• [PAGE EXTRACT]
· · · · · · ·

# Bed Shopping



## Monkey Hangers (Jan 8, 2009)

Another shopping question. I am looking to replace the double bed in our rental for a king size. Can anyone recommend where to buy and what kind of prices I am likely to pay.
Just been to a local store near El Algar and reasonable mattress was around 300 euro, very basic base, (not divan or box spring, just a leg type affair) 80 and nice wooden headboard 120. All in then 500 euro.
Also looking for chest of drawers as we have none and coffee & end tables.
Any recommendations appreciated.
Thank you.


----------



## VFR (Dec 23, 2009)

Seeing as you are based in Murcia where better than IKEA & as a bonus thyeir king size beds are big and comfortable (IMO)


----------



## Monkey Hangers (Jan 8, 2009)

*Ikea*

Thanks for that, I did look on the web site, but, to be honest, myself and my husband have this aversion to Ikea stuff! Must be our age. We have slept in two Ikea beds belonging to family that were really too low and had sharp 'calf killing' edges on the solid bases. Looking for something more traditional. (Old fashioned )


----------



## NotinUse (Oct 3, 2009)

Do they still make those iron framed beds with horse hair mattresses?
Try the bed specialists in Torrevieja, they have a 4 draw pocket sprung king size on offer at €695 but they do lots of other British beds too such as sleepeezee and slumberland.
Tel: 966 730 157


----------



## Monkey Hangers (Jan 8, 2009)

NotinUse said:


> Do they still make those iron framed beds with horse hair mattresses?
> Try the bed specialists in Torrevieja, they have a 4 draw pocket sprung king size on offer at €695 but they do lots of other British beds too such as sleepeezee and slumberland.
> Tel: 966 730 157


Thanks for that, I'll give them a try.


----------



## country boy (Mar 10, 2010)

Try this: Tiendas colchones, colchonerías, ofertas colchones baratos. Tienda BED´S


----------



## Monkey Hangers (Jan 8, 2009)

country boy said:


> Try this: Tiendas colchones, colchonerías, ofertas colchones baratos. Tienda BED´S


Thank you.


----------



## Alcalaina (Aug 6, 2010)

I don´t know what it's like in Murcia but down here "king size" means wider, but not longer, than regular size. Probably because the average height for a bloke is about 5´6". The only place we could find one was Ikea - sorry! 

I don´t like them much either but for bedding they are hard to beat.


----------



## Guest (Sep 21, 2011)

Something I´ve never figured out it why all the beds are shorter over here. I´m not particularly tall (around 6ft), but all the beds I´ve slept in have been short and I end up with my feet dangling over the edge. Which any cat owner would know, is fair game for wee-hour shennanigans and play-fighting with my toes!

Anyone know why they are so short?


----------



## Monkey Hangers (Jan 8, 2009)

· · · · · · ·

• [Records of layout regions]
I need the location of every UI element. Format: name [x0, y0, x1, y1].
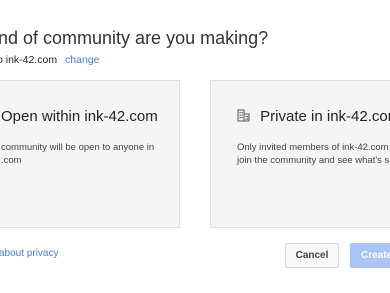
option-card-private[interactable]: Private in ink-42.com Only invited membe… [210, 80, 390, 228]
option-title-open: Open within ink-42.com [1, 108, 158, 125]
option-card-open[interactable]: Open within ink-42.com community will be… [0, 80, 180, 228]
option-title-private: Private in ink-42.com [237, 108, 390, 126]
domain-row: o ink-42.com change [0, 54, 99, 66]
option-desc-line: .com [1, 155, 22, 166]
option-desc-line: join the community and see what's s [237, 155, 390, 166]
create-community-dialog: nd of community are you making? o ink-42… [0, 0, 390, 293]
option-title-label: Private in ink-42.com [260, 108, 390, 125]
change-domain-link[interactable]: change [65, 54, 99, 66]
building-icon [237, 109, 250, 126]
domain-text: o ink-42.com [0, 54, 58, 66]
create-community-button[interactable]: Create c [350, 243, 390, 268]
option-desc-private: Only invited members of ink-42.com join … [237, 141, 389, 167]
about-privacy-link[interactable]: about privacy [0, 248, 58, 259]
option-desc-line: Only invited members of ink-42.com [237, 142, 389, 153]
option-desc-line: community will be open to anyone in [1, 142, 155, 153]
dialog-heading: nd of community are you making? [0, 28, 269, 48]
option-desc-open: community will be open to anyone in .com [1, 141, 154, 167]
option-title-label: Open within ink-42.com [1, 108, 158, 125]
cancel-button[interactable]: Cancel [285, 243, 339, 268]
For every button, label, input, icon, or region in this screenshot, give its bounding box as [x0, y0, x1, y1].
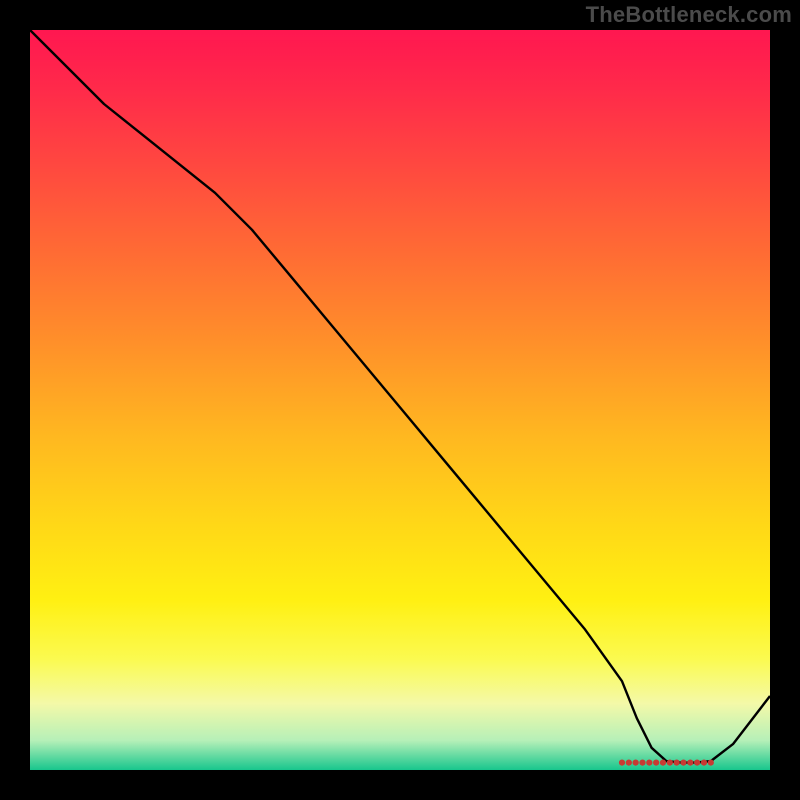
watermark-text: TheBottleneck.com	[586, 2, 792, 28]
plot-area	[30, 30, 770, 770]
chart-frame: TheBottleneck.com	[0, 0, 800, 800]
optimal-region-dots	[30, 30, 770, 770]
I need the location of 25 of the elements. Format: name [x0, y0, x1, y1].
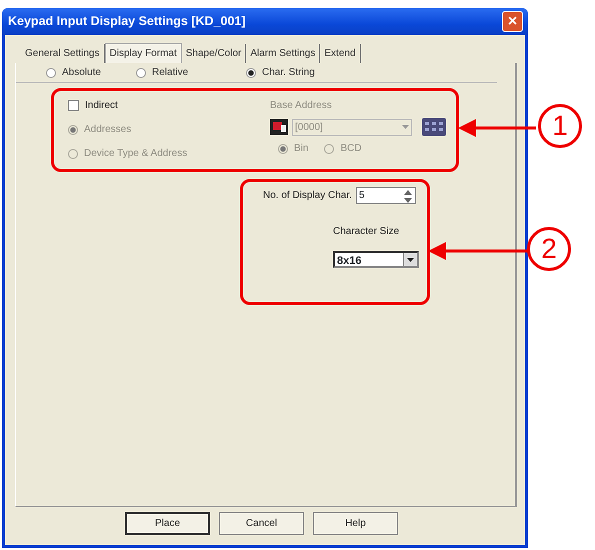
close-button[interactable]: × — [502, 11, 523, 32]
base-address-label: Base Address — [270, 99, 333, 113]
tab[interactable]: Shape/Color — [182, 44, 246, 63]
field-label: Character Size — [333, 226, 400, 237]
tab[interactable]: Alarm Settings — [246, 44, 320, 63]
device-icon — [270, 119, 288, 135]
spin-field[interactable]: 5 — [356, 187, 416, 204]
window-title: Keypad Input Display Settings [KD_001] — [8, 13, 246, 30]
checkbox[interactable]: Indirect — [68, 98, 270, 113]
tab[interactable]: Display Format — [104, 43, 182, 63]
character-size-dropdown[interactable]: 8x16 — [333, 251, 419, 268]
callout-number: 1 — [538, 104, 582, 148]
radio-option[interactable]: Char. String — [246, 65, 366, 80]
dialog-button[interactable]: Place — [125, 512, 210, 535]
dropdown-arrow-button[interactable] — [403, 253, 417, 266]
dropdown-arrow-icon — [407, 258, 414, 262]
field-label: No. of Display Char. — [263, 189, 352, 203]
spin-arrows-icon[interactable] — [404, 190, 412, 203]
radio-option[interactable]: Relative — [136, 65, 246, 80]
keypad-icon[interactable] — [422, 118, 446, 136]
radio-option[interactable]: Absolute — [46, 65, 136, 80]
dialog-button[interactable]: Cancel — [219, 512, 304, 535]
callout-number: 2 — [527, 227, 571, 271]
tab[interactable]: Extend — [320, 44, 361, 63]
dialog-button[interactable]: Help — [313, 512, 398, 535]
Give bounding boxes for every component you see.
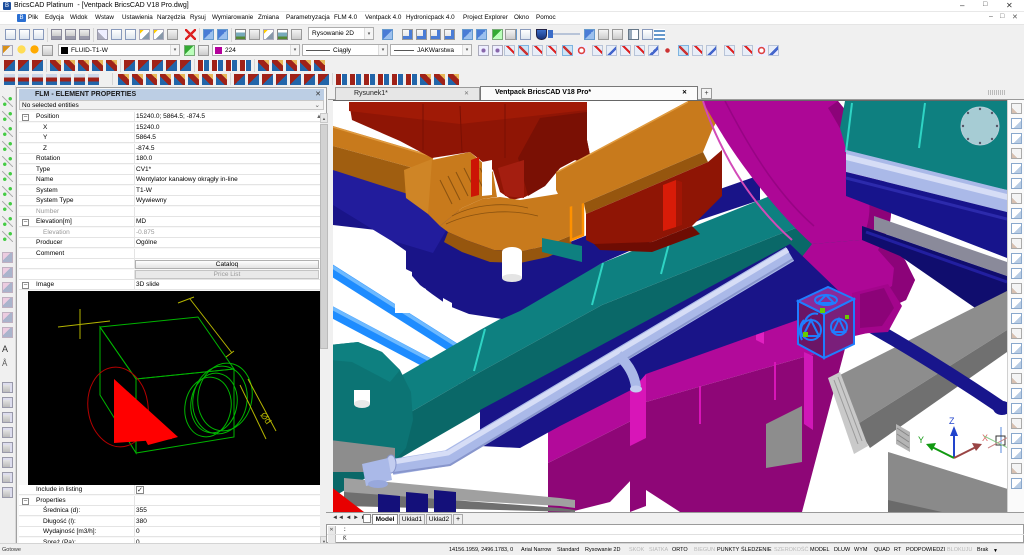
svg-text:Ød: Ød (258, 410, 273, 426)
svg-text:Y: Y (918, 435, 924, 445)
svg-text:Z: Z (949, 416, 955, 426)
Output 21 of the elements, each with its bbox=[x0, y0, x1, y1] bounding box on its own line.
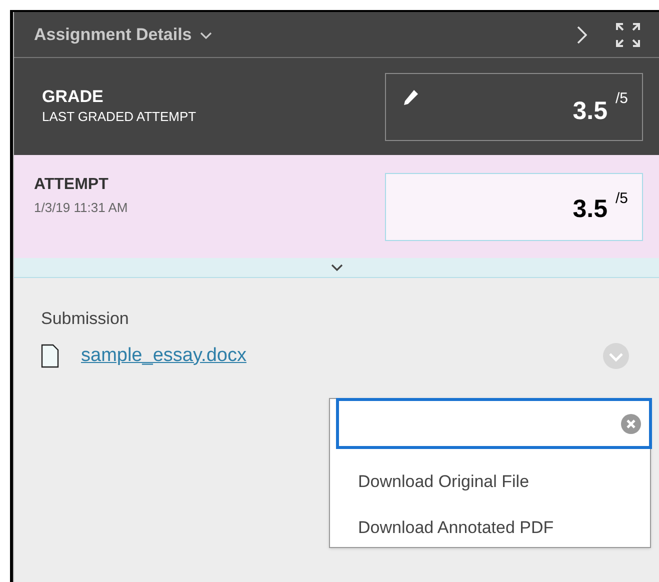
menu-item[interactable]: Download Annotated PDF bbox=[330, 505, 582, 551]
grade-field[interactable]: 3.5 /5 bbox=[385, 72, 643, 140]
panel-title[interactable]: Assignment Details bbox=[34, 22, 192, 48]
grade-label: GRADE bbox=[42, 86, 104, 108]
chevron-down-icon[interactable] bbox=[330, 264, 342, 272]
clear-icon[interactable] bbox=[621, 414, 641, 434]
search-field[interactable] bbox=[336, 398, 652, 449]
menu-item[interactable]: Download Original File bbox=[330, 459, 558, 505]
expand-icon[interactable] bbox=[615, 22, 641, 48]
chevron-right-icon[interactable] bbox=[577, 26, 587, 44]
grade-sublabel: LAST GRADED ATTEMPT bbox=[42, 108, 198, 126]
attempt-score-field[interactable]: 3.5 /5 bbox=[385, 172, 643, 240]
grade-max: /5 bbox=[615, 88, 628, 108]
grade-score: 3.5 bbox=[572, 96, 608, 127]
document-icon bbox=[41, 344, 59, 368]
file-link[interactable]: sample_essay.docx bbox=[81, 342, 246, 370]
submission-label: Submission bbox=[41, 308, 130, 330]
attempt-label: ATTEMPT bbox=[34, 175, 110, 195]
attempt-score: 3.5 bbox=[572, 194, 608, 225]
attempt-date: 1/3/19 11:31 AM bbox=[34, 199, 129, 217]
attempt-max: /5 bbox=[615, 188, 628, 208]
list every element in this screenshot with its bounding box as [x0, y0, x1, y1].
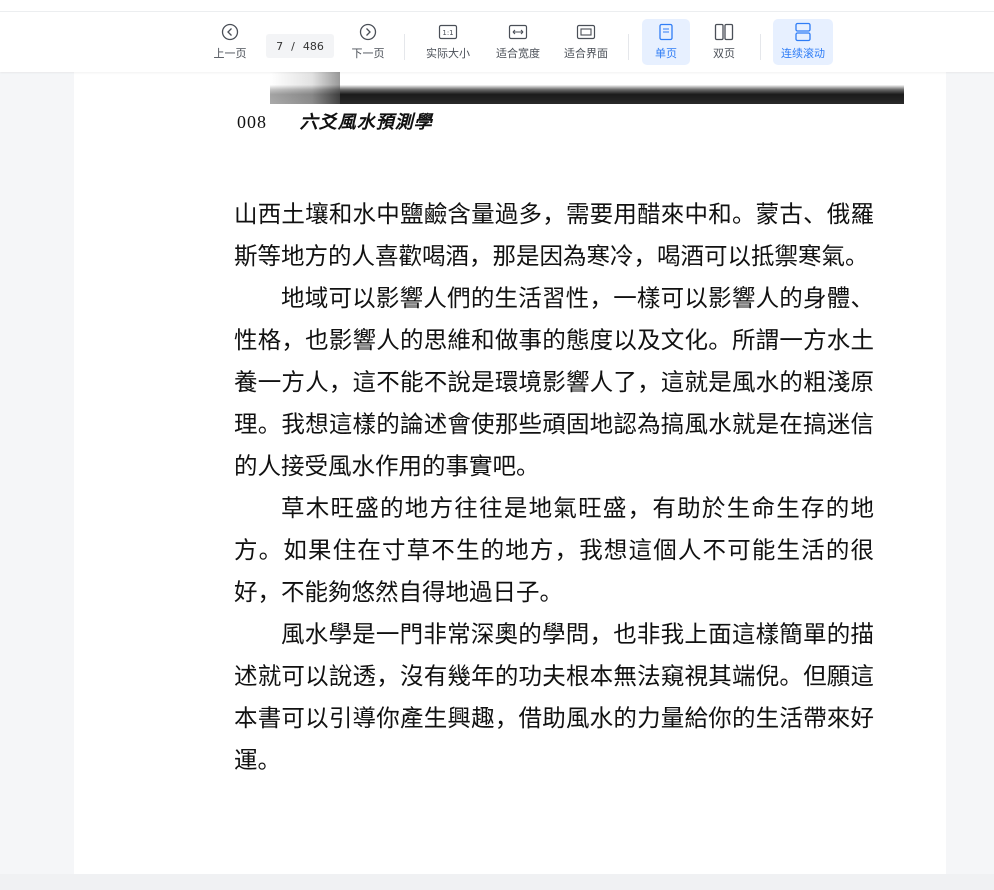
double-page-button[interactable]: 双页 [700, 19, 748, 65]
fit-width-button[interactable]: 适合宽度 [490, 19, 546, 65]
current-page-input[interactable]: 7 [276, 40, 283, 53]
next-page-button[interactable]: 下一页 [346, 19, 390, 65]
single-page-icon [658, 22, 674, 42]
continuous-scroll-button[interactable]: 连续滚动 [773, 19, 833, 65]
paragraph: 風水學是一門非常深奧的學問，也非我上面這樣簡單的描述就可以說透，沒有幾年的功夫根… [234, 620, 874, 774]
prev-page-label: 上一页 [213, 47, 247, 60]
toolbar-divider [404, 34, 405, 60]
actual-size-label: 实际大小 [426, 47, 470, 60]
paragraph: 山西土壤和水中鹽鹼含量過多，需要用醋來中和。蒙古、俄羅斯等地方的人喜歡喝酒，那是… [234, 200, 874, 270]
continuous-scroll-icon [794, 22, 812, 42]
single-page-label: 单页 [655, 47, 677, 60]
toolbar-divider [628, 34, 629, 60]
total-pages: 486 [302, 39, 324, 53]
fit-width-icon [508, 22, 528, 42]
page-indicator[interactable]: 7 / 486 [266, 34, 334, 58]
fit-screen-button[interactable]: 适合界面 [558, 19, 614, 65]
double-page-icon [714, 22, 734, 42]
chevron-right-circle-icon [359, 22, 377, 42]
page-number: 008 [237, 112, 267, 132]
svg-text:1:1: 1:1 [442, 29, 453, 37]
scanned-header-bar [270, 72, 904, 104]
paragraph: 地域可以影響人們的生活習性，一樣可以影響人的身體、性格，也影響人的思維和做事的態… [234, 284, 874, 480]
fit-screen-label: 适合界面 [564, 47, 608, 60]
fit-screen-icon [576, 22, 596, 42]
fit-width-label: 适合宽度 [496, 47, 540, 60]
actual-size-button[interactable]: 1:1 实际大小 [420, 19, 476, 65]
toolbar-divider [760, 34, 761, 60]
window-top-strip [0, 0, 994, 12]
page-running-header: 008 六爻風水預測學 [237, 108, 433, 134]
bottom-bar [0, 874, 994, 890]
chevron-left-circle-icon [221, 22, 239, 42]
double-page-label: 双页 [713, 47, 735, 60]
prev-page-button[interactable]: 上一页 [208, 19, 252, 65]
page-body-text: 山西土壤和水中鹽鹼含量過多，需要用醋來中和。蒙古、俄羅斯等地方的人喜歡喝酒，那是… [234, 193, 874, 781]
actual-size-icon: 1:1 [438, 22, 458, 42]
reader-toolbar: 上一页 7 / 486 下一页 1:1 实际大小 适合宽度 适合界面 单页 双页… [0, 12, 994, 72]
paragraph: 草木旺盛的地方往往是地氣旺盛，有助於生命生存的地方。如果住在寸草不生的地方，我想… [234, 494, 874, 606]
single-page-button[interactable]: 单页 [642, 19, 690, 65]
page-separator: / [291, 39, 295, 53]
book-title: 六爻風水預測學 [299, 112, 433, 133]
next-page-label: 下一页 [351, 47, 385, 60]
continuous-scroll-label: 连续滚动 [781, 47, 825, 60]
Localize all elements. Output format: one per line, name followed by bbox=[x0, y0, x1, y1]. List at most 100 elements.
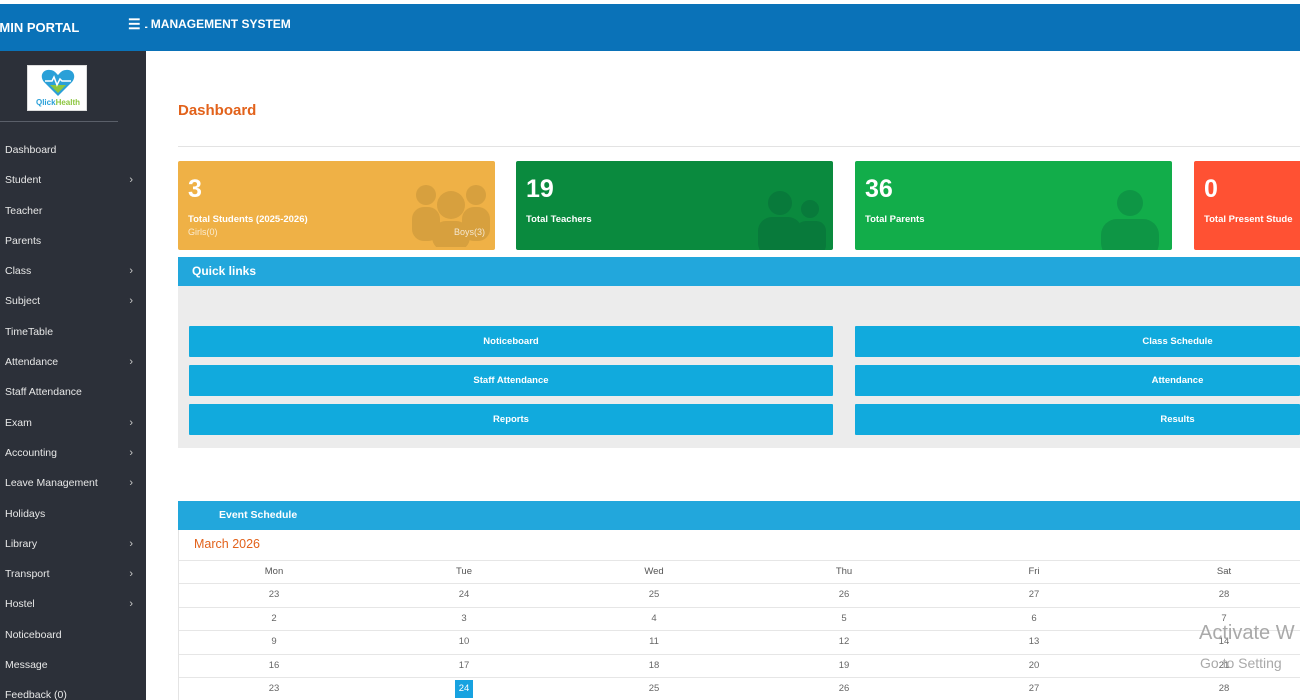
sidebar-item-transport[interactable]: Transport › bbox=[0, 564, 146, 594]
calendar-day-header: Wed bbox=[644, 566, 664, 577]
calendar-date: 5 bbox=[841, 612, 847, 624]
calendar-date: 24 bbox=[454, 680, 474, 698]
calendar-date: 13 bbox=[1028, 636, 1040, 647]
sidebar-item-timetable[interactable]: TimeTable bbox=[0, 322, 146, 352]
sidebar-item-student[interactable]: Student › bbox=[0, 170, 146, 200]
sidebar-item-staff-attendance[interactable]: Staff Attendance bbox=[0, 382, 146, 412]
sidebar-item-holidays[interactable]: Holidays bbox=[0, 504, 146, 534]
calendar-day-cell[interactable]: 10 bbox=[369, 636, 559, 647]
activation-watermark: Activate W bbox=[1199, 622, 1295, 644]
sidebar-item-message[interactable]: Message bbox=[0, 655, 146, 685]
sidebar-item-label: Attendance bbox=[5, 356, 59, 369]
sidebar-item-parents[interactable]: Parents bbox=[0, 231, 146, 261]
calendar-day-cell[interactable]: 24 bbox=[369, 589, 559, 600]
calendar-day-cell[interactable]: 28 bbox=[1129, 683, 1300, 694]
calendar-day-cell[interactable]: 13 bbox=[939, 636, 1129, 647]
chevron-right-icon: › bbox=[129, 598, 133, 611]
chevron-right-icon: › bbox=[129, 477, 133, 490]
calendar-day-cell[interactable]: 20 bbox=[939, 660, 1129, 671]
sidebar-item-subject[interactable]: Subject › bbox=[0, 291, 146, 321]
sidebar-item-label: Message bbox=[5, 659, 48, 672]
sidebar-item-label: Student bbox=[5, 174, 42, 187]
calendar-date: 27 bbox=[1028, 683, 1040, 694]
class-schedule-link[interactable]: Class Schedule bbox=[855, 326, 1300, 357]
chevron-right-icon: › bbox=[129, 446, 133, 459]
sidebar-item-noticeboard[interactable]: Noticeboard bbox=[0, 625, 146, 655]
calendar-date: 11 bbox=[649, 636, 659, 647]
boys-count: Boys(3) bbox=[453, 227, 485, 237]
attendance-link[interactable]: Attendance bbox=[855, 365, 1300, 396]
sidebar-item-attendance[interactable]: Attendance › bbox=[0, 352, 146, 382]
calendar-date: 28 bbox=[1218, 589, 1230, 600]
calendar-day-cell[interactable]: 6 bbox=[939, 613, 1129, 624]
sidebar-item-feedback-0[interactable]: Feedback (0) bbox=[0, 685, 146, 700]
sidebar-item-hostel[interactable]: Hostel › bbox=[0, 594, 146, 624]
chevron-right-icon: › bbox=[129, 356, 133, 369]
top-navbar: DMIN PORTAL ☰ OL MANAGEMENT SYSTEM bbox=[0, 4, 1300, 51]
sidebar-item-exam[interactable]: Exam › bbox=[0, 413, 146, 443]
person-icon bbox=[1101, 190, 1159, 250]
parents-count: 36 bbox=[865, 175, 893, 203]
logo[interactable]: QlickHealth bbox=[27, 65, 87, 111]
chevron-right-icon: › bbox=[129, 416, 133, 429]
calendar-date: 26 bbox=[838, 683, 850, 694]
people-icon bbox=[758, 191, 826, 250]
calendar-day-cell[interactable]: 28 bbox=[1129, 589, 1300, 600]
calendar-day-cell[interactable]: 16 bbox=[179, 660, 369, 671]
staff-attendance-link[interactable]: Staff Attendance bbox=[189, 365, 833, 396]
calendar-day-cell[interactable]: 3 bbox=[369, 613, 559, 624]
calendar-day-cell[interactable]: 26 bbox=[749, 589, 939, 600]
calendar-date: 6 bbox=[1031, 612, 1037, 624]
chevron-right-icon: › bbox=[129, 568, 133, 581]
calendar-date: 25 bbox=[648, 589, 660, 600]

· · · · · · ·

• [REQUIRED WORK]
a - Echo the part of the bed shopping thread that opens with the words containing "## Alcalaina (Aug" and closes with "Ikea - sorry!".
b - List every name that heads a post in the bed shopping thread, each name once, in order of first appearance.
The listing is not needed for what comes next.

• [RESPONSES BY TASK]
a -
## Alcalaina (Aug 6, 2010)

I don´t know what it's like in Murcia but down here "king size" means wider, but not longer, than regular size. Probably because the average height for a bloke is about 5´6". The only place we could find one was Ikea - sorry!

b -
Monkey Hangers
VFR
NotinUse
country boy
Alcalaina
Guest